Dataset content:

● ● ● ● ●

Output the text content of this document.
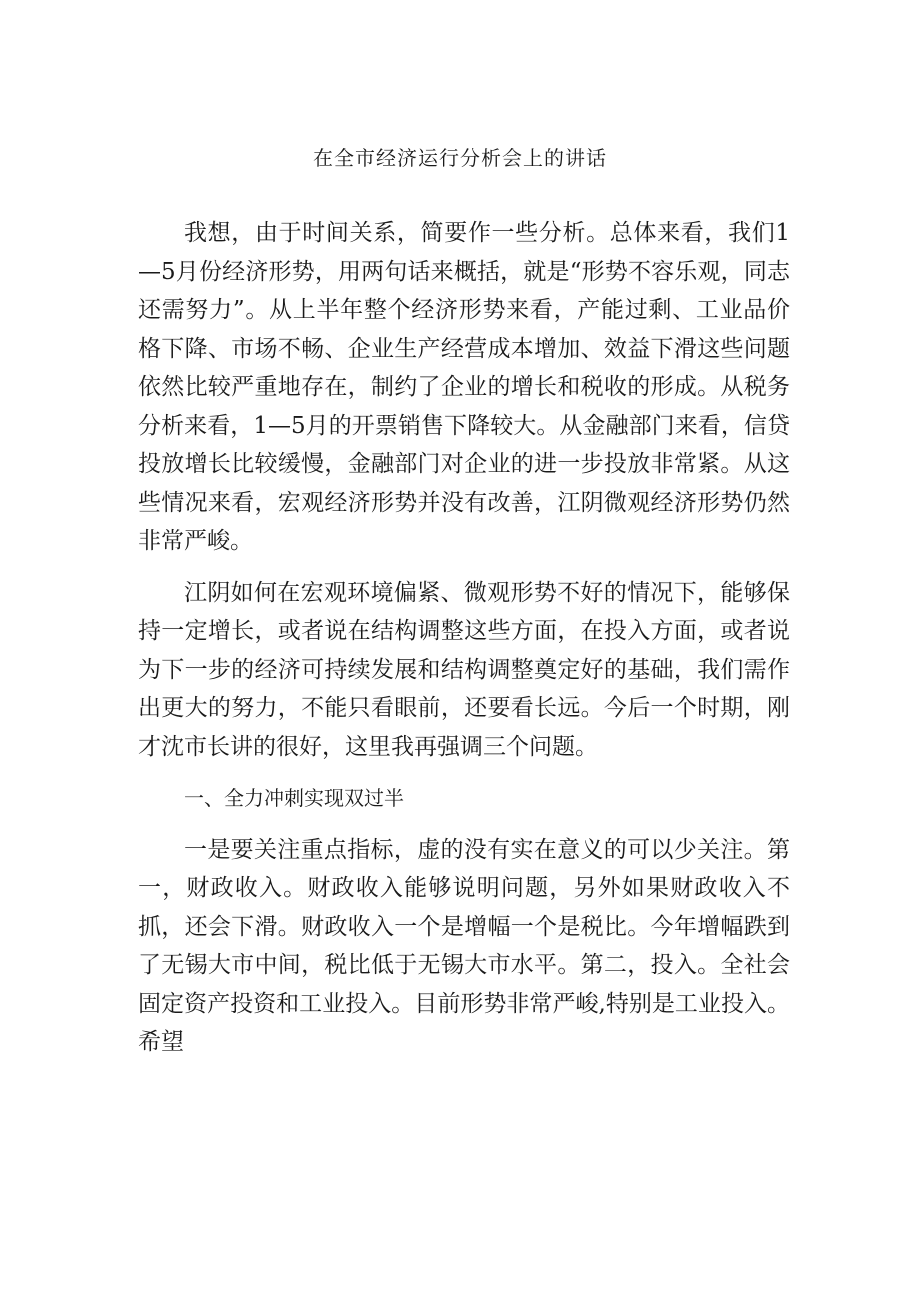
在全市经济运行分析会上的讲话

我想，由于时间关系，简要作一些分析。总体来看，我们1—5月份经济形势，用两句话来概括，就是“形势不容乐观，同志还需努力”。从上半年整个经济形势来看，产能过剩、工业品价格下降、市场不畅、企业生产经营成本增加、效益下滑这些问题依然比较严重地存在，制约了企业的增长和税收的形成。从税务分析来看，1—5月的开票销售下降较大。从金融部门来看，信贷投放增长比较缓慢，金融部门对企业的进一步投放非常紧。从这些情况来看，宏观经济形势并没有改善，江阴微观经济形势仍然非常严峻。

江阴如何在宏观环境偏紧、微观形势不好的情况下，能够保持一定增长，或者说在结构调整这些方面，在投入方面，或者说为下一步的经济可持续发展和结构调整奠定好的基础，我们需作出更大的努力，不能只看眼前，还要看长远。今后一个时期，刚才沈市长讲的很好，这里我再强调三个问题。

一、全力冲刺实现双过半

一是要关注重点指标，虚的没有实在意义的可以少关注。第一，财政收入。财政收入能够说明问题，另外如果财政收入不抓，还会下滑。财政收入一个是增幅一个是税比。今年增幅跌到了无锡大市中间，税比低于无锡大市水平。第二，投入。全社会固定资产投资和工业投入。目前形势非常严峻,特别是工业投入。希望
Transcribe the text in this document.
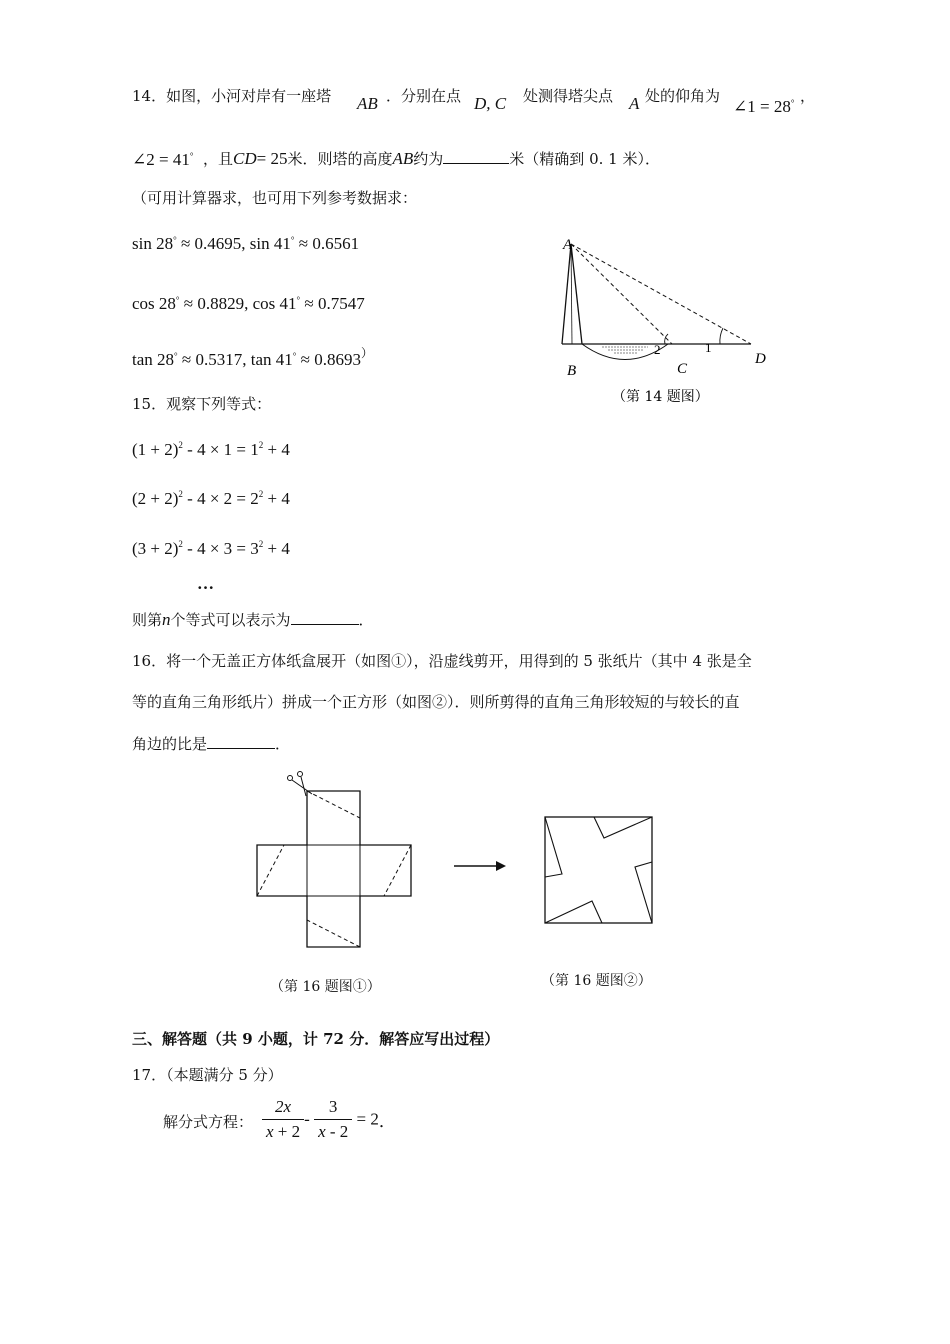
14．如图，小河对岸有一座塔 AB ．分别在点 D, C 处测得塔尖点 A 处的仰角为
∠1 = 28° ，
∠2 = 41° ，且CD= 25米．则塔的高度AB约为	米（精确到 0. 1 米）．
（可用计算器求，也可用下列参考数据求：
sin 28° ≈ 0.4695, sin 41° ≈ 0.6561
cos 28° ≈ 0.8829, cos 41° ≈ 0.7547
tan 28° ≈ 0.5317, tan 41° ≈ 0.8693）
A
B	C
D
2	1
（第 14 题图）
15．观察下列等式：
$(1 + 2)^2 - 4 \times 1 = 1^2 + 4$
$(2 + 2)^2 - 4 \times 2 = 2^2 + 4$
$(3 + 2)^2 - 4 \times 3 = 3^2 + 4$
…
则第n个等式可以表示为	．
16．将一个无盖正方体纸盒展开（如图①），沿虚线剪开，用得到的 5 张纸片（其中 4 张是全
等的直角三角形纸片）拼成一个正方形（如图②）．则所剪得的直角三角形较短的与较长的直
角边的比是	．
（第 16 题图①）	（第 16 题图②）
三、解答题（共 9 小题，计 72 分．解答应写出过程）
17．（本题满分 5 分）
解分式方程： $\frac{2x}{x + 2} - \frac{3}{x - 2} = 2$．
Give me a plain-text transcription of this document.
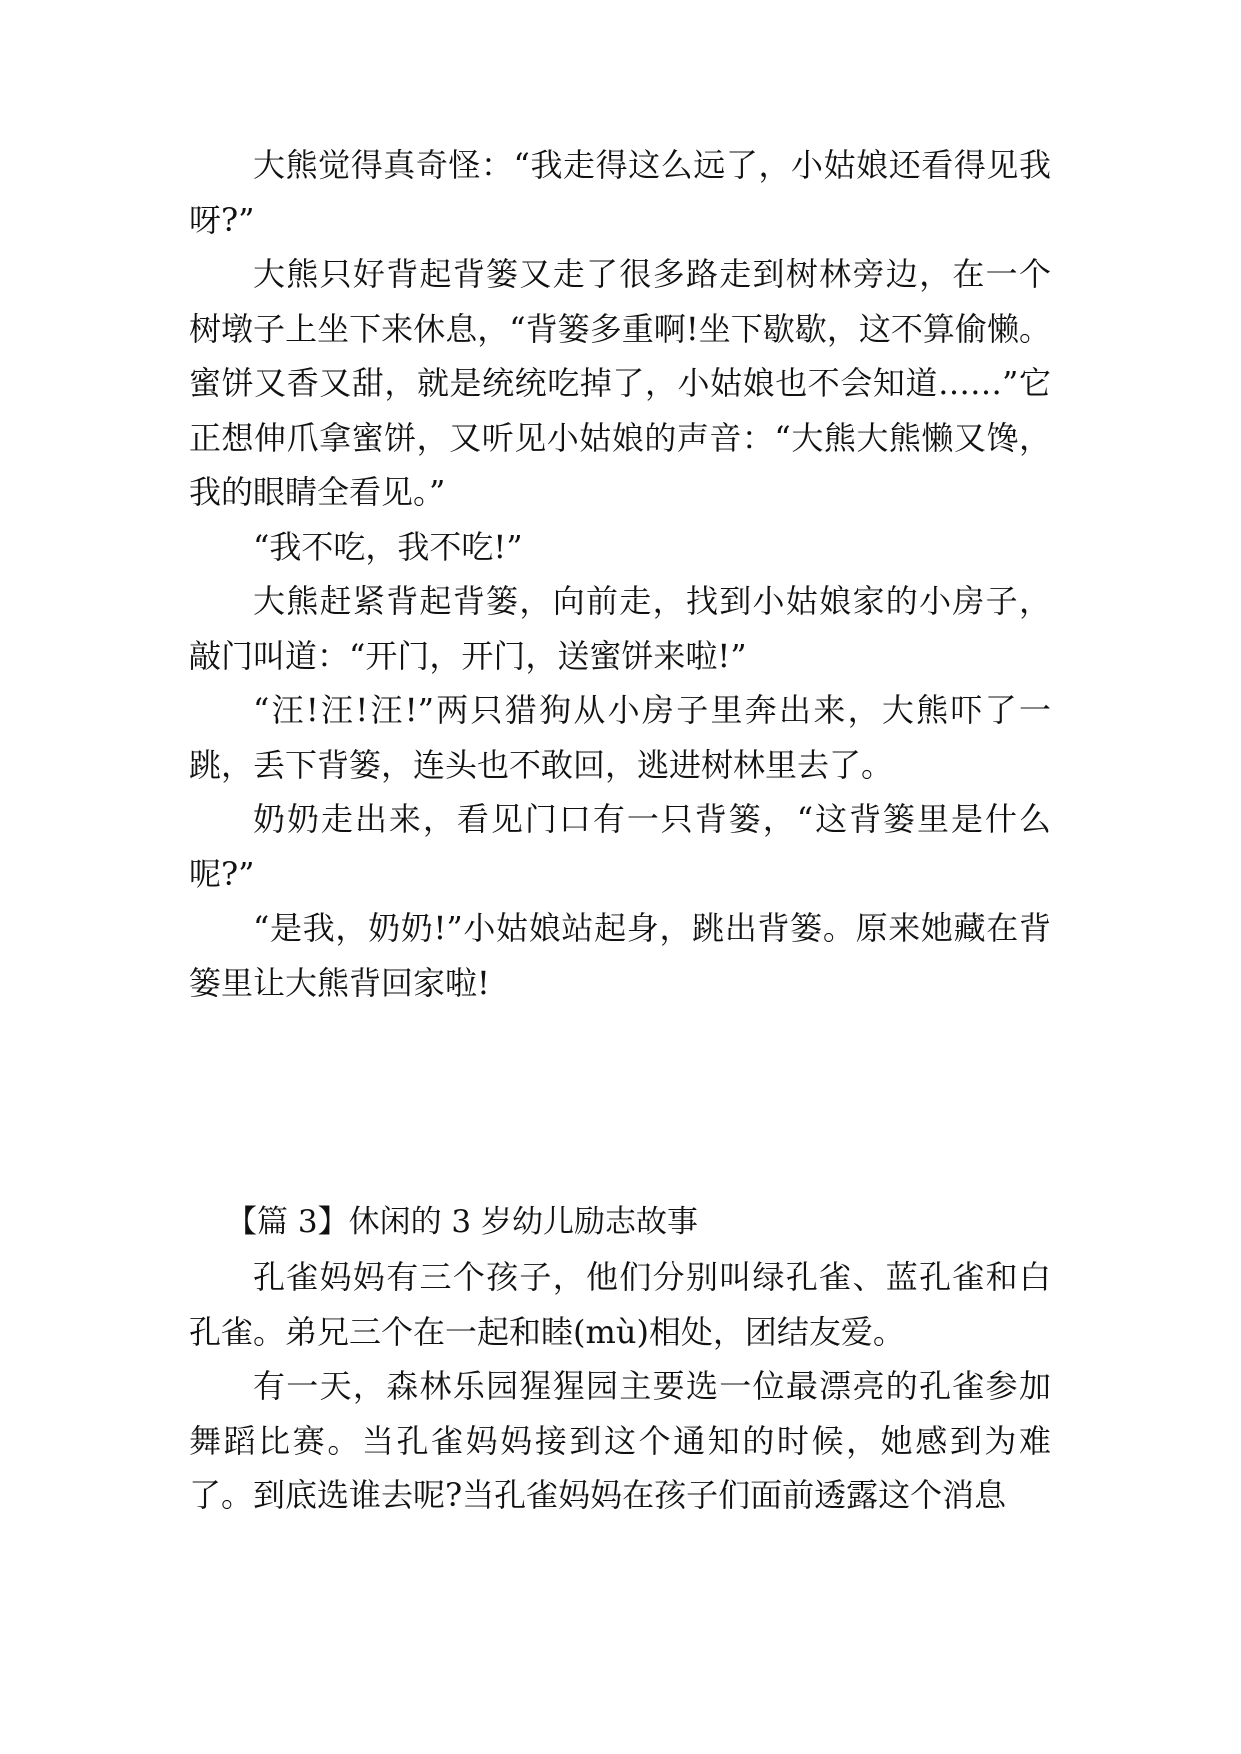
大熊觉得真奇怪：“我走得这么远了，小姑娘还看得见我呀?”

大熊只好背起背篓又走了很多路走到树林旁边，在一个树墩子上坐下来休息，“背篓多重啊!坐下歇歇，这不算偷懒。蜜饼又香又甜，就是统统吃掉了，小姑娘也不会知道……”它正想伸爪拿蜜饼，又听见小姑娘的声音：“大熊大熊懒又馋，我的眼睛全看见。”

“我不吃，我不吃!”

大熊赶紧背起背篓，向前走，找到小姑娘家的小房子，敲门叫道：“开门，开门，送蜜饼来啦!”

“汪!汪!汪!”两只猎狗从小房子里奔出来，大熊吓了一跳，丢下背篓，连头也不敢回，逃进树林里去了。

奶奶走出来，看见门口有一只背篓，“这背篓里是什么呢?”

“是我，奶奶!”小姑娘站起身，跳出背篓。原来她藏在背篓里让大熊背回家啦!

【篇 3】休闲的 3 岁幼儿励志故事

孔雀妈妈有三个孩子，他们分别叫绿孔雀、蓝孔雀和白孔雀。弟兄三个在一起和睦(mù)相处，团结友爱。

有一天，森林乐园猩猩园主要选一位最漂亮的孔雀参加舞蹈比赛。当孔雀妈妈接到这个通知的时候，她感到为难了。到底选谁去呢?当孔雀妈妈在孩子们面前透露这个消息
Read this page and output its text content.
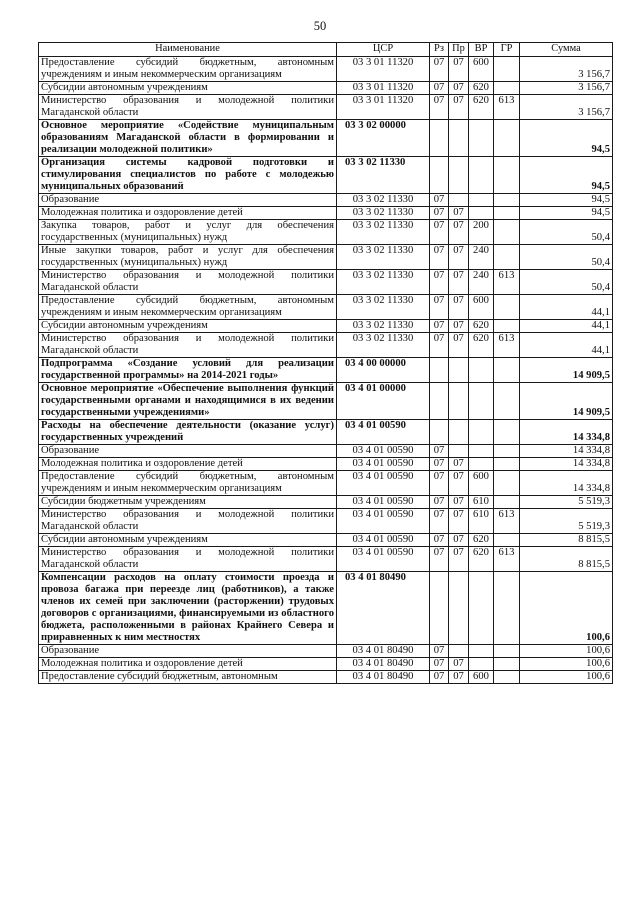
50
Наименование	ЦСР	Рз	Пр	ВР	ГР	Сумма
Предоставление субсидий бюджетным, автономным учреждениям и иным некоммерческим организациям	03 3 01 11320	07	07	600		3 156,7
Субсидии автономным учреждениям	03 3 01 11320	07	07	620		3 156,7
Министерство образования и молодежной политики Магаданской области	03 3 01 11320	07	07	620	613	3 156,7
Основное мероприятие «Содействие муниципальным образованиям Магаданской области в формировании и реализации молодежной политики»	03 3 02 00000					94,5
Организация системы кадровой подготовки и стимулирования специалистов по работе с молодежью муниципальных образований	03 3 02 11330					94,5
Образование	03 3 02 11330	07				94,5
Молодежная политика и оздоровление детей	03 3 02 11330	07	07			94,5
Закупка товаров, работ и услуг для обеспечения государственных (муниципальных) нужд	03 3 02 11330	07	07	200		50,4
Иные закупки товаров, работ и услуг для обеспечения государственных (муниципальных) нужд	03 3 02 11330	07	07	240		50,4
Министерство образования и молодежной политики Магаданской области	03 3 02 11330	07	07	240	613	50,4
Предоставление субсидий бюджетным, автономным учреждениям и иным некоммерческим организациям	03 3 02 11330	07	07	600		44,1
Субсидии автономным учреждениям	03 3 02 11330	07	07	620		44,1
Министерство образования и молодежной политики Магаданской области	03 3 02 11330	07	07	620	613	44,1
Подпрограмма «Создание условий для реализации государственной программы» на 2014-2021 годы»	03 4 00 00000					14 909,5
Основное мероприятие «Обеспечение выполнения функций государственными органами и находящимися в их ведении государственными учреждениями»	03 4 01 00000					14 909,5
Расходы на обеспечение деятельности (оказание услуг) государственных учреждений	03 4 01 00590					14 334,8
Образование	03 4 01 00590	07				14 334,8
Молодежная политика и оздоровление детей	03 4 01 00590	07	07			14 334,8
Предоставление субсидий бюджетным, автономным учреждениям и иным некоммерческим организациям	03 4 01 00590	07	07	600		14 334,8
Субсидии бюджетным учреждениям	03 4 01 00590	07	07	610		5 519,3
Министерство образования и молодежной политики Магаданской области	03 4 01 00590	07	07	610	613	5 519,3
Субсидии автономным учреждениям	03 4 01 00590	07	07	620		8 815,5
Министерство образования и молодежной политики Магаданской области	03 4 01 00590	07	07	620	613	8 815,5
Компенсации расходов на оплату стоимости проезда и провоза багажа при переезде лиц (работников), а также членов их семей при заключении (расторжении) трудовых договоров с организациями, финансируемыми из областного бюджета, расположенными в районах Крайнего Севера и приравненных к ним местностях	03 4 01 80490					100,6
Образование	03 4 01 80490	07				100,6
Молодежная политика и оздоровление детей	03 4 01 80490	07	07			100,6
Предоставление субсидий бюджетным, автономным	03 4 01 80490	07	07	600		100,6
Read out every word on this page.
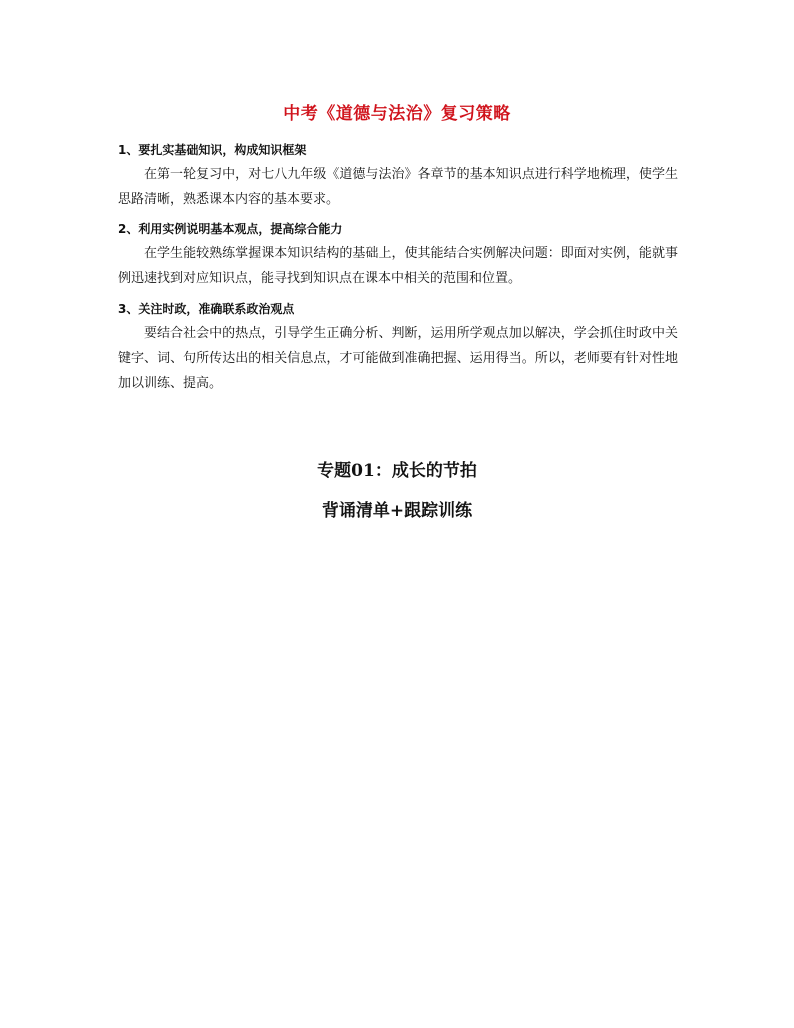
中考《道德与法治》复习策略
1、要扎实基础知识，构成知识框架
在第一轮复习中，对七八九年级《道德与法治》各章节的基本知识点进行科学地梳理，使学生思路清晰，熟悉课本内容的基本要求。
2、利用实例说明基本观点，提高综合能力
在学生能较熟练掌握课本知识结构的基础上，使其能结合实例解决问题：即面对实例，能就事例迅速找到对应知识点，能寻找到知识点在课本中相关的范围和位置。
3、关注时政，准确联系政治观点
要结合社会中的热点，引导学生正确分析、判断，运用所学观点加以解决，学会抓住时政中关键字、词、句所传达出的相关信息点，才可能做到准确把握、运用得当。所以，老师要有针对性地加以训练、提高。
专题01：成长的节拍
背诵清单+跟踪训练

● ● ● ● ●

What is being asked: Search the entries for the word "Основное", then gather every line that has it.

Exercise output:
Основное мероприятие «Содействие муниципальным образованиям Магаданской области в формировании и реализации молодежной политики»	03 3 02 00000					94,5
Основное мероприятие «Обеспечение выполнения функций государственными органами и находящимися в их ведении государственными учреждениями»	03 4 01 00000					14 909,5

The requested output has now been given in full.